As health costs have risen public approval of the law has dwindled. A poll by Suffolk University found that 49% of state residents do not think that RomneyCare has been beneficial. That represents a 20% drop since the law passed in 2006
Everyone will support this law, once it's passed and they know what's in it. Romney/Obamacare.
 
Romney Care was a bad idea and Obamacare was far worse....thats it in a nutshell
 
welcome to Obamacare...
RomneyCare's Unhappy Anniversary - Forbes.com

A 2010 study published in the Forum for Health Economics & Policy found that health insurance premiums in Massachusetts were increasing at a rate 3.7% slower than the national average prior to the implementation of RomneyCare. Post-overhaul, they're increasing 5.8% faster. Annual premium hikes in the state have averaged 7.5% since 2000.

- SOURCE MATERIAL:
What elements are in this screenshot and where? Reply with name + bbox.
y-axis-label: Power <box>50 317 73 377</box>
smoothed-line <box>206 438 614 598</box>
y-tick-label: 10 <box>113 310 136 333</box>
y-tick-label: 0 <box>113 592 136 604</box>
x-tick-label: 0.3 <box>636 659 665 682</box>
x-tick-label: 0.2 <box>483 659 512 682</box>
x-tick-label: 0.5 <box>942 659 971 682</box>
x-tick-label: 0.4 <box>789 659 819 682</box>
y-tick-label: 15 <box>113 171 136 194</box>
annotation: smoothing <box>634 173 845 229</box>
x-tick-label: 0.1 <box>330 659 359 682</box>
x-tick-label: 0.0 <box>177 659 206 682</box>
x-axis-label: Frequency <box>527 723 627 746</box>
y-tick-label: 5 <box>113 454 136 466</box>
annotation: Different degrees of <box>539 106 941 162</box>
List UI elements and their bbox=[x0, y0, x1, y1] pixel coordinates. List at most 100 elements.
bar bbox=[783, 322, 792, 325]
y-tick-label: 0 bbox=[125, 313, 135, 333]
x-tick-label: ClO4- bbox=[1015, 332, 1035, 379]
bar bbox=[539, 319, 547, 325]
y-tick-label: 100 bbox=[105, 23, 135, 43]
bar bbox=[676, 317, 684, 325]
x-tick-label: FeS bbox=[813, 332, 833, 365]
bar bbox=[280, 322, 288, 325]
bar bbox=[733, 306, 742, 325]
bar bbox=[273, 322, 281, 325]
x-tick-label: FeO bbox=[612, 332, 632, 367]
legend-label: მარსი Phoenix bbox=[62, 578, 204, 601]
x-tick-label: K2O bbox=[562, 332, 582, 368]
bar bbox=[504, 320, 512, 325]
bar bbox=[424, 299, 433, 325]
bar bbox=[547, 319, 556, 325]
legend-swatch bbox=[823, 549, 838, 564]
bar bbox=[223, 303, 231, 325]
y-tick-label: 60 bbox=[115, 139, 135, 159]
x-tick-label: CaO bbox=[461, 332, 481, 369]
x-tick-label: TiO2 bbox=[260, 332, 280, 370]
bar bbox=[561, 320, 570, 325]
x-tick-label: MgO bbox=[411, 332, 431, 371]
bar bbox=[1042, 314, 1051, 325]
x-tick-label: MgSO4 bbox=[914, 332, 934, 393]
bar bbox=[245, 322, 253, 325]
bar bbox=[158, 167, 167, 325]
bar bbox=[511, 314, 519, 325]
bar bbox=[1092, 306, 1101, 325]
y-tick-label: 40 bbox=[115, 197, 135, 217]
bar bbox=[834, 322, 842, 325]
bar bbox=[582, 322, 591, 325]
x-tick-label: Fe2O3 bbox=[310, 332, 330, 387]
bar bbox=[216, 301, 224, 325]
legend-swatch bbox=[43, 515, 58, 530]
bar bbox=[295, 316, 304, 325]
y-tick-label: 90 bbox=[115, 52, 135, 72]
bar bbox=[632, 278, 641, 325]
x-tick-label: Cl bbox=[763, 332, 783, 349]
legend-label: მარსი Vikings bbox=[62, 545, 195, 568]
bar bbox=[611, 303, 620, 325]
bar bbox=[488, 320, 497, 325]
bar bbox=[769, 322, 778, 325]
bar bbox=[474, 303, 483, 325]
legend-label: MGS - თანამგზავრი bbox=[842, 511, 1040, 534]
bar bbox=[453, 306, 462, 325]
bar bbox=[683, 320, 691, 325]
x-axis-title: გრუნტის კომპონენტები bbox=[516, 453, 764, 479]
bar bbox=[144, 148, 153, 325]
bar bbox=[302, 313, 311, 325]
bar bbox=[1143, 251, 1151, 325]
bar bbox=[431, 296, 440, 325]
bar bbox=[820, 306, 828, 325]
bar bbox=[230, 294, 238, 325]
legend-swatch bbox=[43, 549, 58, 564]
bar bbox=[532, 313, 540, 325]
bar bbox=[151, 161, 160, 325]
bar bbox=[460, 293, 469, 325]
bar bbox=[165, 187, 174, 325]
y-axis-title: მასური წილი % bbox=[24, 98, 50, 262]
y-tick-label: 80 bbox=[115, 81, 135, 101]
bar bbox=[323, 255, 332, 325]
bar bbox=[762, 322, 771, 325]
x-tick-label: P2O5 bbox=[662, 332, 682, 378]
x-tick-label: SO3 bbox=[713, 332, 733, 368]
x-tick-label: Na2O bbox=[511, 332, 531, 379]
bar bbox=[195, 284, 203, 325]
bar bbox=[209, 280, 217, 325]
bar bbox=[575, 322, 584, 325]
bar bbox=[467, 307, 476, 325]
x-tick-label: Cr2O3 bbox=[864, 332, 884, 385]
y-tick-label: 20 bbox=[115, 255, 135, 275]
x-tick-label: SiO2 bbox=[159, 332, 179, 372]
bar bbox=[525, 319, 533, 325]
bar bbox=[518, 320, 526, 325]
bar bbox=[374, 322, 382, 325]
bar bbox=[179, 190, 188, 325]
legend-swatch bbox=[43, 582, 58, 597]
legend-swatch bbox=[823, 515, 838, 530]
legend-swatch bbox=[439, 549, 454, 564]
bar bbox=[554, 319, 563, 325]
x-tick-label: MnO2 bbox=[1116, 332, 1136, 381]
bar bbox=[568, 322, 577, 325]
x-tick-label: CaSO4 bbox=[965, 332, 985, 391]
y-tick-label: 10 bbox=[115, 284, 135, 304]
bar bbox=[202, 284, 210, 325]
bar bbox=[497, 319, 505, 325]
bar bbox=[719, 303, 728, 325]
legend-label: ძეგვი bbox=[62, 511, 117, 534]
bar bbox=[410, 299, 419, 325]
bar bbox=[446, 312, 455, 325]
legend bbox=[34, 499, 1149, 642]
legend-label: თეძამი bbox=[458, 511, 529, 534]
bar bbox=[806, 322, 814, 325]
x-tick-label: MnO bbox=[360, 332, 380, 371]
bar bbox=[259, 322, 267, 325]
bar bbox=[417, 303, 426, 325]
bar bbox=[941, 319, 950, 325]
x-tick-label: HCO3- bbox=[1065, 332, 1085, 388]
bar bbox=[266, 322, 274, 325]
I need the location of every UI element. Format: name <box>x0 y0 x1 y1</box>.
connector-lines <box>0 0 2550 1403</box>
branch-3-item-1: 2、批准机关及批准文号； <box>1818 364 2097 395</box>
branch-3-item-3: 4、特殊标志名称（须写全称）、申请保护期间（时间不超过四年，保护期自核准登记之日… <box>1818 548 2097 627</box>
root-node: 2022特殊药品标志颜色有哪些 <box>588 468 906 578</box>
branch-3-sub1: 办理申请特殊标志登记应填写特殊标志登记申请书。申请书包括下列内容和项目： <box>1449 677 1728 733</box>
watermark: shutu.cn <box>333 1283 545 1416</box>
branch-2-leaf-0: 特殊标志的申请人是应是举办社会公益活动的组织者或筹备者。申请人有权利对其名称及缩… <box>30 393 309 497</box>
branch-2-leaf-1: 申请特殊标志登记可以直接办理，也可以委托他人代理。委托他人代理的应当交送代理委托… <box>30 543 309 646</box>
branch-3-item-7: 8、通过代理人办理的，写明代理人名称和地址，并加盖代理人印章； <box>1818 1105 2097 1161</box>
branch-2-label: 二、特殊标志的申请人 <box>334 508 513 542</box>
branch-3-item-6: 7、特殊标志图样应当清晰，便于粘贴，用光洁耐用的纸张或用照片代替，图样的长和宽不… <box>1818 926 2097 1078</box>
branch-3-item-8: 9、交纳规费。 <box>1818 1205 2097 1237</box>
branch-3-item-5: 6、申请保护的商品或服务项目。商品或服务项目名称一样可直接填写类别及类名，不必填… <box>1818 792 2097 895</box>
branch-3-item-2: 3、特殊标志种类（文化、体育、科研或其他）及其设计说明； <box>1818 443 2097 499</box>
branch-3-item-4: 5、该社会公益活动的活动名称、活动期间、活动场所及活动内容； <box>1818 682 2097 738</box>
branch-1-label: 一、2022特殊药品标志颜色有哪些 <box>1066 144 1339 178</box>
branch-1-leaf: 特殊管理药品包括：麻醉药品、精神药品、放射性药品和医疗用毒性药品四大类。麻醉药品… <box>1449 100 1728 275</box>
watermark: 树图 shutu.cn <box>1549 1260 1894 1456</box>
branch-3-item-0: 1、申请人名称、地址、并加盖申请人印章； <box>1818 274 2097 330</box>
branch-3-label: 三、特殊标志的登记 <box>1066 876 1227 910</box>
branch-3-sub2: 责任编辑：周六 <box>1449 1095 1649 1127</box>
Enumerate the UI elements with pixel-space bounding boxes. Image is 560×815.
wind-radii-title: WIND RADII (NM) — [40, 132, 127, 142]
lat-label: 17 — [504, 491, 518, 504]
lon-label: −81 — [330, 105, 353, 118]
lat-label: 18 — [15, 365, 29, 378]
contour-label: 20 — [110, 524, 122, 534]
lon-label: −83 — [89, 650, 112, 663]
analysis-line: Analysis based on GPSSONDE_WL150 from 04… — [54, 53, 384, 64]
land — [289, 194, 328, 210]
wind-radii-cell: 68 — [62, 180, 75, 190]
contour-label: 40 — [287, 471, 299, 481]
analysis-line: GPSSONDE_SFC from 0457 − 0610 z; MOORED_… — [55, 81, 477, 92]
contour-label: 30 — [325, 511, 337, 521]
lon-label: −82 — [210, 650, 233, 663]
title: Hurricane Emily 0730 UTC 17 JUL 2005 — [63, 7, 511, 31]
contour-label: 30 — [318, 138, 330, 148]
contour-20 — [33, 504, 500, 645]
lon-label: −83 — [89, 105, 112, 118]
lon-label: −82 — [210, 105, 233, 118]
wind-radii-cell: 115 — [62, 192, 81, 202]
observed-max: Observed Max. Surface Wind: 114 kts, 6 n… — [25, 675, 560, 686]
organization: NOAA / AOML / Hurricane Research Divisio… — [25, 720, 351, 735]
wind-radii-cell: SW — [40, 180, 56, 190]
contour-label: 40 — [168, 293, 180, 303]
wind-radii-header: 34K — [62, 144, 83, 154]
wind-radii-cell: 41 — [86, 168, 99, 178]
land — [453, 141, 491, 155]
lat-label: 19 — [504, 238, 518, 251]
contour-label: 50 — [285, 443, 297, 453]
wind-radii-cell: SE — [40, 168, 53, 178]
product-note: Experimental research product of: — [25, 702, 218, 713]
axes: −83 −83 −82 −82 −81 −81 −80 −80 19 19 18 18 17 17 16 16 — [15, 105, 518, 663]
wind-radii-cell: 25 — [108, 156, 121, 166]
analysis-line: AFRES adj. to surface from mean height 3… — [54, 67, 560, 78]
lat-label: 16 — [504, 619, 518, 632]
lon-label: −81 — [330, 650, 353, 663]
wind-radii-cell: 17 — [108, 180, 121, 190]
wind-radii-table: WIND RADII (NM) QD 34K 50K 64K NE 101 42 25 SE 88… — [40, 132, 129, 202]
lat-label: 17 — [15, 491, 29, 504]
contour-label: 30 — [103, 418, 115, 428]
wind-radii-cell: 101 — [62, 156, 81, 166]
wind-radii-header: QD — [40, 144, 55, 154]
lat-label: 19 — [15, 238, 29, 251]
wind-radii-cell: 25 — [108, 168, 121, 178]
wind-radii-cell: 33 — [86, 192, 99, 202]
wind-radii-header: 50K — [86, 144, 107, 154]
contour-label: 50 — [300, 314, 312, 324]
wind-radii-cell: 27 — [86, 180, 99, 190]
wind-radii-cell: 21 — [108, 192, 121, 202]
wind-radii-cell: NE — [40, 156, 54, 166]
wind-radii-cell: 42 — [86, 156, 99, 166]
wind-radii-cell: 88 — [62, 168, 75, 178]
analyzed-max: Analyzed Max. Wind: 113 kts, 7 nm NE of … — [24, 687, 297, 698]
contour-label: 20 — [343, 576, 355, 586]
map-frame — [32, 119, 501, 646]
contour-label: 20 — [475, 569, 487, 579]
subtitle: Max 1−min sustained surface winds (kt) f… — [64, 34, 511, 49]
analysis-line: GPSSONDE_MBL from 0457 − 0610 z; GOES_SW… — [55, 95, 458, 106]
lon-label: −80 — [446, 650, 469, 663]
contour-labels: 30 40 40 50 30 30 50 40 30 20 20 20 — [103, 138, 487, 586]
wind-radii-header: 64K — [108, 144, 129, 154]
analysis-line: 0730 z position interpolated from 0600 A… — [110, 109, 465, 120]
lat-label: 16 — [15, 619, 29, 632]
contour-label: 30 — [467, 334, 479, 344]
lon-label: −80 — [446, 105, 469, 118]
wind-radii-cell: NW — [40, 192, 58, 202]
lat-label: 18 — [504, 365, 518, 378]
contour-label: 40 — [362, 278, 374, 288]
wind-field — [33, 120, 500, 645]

- EXERCISE TASKS:
1: Reproduce the RomneyCare text from "welcome to Obamacare..." up to and including "7.5% since 2000.".
2: Carry on the RomneyCare text, picking up after its last sentence.

- ANSWERS TO THE EXERCISES:
1:
welcome to Obamacare...
RomneyCare's Unhappy Anniversary - Forbes.com

A 2010 study published in the Forum for Health Economics & Policy found that health insurance premiums in Massachusetts were increasing at a rate 3.7% slower than the national average prior to the implementation of RomneyCare. Post-overhaul, they're increasing 5.8% faster. Annual premium hikes in the state have averaged 7.5% since 2000.

2:
I have not seen all the details of the study, but this kind of situation might provide additional evidence that the health care challenge facing Massachusetts could have been better addressed by including a supply side approach. By that, I mean that steps that would have significantly increased the number of practitioners might have led to a better outcome. Such an approach would have entailed a serious examination of licensing and it would have meant knocking down barriers that greatly limit the ability of foreign doctors to practice in the state, among other things. A greater supply of practitioners relative to demand could have eased cost pressures and wait times. It would also have reduced the leverage of existing practioners to withdraw services from the market, as others would then capture the abandoned market share.

In the longer-run, much as the health services industry will loathe such a notion--and any industry that enjoys protections that tend to cap the supply of industry participants would feel the same way--those approaches will have to be examined if the nation's excessive health cost growth problem is to be addressed. IMO, that problem, which was not addressed under Governor Romney's initiative nor the Obama health care law, is an important contributor to the incidence of uninsurance.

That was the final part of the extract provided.